▶ Task details
Look through the material below for "sine". Copy every line that contains it.
▼
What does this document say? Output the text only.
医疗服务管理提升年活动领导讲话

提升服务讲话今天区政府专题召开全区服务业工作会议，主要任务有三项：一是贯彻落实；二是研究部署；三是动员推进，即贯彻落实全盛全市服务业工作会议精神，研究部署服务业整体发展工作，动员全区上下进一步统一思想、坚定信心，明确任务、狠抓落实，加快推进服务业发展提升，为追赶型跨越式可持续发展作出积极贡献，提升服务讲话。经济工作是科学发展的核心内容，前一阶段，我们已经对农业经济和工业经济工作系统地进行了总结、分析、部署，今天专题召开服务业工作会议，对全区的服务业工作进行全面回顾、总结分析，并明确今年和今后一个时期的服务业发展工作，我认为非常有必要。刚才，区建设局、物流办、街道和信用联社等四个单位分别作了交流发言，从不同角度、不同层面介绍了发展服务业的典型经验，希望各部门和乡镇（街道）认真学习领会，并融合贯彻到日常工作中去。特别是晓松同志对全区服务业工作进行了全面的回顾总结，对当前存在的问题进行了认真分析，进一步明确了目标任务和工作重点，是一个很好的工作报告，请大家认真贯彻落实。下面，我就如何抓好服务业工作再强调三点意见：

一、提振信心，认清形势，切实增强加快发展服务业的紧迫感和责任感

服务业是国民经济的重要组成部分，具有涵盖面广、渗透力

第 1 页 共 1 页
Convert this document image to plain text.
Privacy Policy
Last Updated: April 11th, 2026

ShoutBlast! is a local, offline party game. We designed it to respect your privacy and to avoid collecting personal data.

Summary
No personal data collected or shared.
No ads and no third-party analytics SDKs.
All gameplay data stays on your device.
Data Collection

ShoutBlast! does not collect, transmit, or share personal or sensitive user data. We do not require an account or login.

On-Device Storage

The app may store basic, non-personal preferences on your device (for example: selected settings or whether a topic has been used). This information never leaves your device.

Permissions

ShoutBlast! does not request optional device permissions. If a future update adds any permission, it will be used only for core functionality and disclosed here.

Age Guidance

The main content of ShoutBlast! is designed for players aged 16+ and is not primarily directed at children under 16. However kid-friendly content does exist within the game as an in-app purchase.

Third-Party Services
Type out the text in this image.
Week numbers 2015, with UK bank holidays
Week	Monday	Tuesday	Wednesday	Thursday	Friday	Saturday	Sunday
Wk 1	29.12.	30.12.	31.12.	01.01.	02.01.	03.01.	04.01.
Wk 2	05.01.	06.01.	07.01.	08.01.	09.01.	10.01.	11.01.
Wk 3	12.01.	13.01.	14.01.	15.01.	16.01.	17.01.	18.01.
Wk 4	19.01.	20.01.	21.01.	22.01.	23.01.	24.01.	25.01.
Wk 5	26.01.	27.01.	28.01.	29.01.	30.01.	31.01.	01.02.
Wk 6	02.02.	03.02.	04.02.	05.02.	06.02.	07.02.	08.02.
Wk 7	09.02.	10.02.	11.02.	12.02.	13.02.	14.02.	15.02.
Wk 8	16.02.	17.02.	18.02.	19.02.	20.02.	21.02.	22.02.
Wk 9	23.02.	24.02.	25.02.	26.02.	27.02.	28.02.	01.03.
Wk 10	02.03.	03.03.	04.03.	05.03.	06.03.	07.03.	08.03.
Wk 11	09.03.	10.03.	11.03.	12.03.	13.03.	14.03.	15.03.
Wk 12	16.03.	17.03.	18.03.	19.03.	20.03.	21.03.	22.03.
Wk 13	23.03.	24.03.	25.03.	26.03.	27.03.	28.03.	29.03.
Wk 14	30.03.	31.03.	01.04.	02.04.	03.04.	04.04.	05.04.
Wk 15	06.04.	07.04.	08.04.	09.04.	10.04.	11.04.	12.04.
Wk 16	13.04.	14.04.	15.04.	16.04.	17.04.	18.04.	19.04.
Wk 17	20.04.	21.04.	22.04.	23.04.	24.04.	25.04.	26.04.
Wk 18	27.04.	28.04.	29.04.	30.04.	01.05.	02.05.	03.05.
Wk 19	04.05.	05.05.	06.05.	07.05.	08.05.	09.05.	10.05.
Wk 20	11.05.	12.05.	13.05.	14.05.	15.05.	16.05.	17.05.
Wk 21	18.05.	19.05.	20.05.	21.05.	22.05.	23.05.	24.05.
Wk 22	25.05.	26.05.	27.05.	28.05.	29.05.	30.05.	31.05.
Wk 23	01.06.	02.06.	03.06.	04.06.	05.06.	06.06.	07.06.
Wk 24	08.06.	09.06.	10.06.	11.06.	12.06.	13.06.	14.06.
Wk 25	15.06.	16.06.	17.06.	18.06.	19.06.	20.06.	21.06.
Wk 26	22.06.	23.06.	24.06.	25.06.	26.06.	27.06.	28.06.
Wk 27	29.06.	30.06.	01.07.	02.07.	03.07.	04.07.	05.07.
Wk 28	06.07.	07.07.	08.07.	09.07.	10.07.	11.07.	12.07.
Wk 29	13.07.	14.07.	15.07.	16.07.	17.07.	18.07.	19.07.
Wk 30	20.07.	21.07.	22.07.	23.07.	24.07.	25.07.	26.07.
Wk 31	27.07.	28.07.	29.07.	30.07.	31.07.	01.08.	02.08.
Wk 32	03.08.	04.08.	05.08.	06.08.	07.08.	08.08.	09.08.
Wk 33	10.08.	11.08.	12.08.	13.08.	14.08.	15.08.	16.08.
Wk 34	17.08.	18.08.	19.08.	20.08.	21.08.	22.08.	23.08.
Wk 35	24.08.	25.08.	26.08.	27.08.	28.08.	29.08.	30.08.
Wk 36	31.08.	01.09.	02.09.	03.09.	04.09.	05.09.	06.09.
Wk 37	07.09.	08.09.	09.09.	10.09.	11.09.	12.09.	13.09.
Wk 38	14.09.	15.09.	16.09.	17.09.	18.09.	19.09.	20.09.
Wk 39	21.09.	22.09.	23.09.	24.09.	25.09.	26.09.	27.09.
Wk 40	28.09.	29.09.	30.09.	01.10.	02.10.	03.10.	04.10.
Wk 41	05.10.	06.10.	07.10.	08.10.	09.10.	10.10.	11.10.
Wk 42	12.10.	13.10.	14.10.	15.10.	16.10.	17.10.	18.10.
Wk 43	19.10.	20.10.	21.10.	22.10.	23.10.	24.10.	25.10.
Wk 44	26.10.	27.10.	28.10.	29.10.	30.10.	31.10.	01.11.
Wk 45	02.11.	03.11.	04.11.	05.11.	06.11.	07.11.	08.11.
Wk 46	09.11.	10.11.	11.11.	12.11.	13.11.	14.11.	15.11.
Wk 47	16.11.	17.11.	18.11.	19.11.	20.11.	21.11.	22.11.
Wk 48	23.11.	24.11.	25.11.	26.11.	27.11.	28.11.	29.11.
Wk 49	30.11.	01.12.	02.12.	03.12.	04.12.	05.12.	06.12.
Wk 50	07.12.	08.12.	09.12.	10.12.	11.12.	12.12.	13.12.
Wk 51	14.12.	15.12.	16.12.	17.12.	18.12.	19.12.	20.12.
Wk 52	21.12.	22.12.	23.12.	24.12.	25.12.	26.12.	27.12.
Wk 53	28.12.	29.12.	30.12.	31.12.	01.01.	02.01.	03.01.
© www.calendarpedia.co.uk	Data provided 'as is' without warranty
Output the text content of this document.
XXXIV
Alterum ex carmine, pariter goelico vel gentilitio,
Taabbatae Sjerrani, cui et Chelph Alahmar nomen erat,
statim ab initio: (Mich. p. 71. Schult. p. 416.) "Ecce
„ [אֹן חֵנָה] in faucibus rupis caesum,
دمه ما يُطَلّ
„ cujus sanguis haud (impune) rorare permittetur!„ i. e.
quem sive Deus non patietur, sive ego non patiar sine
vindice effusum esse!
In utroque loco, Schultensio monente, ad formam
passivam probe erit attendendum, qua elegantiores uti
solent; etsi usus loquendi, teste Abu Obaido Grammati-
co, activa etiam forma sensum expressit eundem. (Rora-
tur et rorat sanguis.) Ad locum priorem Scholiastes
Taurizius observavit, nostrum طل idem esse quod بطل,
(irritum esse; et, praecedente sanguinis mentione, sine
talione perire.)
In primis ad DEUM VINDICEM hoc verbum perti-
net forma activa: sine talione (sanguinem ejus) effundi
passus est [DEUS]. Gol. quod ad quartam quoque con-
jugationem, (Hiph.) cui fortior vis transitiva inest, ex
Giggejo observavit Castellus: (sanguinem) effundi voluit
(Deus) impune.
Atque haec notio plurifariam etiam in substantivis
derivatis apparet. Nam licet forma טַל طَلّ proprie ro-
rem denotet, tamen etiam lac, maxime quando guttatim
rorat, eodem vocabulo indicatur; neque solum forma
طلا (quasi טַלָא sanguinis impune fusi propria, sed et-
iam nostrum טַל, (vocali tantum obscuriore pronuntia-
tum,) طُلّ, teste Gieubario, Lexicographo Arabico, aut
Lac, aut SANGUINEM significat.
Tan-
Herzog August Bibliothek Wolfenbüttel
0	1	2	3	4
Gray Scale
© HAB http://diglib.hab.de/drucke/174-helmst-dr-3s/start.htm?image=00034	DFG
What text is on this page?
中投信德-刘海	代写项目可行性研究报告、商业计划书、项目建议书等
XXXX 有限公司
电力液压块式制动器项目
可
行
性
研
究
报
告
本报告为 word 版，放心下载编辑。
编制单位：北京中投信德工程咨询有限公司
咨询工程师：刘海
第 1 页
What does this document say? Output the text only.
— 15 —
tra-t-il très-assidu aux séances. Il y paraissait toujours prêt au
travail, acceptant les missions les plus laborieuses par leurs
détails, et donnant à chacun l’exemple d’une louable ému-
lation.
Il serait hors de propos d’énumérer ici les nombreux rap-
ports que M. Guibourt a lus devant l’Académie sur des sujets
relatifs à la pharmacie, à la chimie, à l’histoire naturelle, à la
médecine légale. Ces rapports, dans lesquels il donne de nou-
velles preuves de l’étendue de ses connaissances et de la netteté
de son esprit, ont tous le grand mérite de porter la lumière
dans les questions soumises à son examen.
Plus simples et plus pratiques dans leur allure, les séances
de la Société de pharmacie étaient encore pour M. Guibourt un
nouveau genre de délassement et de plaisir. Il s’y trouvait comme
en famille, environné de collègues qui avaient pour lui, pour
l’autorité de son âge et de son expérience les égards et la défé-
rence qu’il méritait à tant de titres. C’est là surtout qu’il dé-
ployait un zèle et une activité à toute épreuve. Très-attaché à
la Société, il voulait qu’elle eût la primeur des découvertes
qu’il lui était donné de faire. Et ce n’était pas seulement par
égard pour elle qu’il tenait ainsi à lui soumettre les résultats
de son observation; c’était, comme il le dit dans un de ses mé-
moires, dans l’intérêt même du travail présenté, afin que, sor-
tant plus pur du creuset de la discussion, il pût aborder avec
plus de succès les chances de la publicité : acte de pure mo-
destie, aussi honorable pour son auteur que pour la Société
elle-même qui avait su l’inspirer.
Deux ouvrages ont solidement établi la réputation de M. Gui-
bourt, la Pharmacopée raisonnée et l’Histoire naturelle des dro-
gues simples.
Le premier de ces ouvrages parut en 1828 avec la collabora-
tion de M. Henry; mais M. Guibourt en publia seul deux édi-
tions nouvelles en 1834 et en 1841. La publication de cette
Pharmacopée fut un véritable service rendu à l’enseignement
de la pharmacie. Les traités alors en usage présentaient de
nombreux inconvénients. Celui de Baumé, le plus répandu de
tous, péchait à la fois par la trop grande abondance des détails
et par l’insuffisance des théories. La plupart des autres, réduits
▲
▶ The reply
quem sive Deus non patietur, sive ego non patiar sine
(irritum esse; et, praecedente sanguinis mentione, sine
net forma activa: sine talione (sanguinem ejus) effundi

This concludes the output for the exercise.